Given passage:

JavaScript: Folding infinite streams (generator function)
Asked Answered
H

3

3

In Java it is possible to declare and fold infinite streams as so

List<Integer> collect = Stream.iterate(0, i -> i + 2)
    .map(i -> i * 3)
    .filter(i -> i % 2 == 0)
    .limit(10)
    .collect(Collectors.toList());

// -> [0, 6, 12, 18, 24]

In JavaScript I could use generator functions to yield and spread stream of values.

// Limit the value in generator
let generator = (function* () {
    for (let i=0; i<10; i++) {
        yield i
    }
})()

[ ...generator ]
    .map(i => i * 3)
    .filter(i => i % 2 === 0)

// -> [0, 6, 12, 18, 24]

But how could I stream and fold an infinite stream? I know I could iterate and limit the stream with for (n of generator) loop. But is it possible with fluent API such as Java example?

Hewes answered 17/1, 2019 at 17:56 Comment(0)
S
2

Here's an example -

// a terminating generator
const range = function* (from, to)
{ while (from < to)
    yield from++
}

// higher-order generator
const G =
  range(0, 100).filter(isEven).map(square)

for (const x of G)
  console.log(x)

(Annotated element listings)
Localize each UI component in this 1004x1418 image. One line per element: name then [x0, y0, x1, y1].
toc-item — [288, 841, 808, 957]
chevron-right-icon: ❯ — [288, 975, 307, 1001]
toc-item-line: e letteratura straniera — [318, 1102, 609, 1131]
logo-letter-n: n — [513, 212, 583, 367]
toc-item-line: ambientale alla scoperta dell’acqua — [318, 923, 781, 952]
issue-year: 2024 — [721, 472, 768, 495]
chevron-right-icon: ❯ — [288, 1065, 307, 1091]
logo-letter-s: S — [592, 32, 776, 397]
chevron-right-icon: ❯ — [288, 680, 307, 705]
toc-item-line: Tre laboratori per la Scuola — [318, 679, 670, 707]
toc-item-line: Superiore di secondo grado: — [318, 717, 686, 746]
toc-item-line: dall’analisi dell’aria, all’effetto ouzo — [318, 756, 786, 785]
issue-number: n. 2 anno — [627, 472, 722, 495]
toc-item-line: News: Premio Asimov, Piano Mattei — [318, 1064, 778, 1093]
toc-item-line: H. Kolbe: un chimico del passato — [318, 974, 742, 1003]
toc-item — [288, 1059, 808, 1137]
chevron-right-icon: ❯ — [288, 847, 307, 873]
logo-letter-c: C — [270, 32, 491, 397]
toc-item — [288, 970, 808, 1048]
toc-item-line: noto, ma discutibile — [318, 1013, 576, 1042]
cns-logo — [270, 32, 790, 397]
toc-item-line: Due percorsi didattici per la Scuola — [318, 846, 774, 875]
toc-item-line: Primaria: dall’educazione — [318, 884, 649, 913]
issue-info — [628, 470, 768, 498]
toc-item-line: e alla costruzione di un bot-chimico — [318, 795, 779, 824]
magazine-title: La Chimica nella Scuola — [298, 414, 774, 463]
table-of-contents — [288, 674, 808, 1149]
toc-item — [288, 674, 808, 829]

Request: Summarize the JavaScript streams thread above in two sentences.

Finished answer: The asker notes that Java can declare and fold infinite streams through a fluent chain, and that JavaScript generator functions can yield values that are spread into an array and then mapped and filtered. The asker knows a for-of loop can iterate and limit a stream, but asks whether an infinite stream can be folded with a fluent API like Java's, and the reply offers an example that defines a terminating range generator, chains filter and map on it as a higher-order generator, and logs the results in a for-of loop.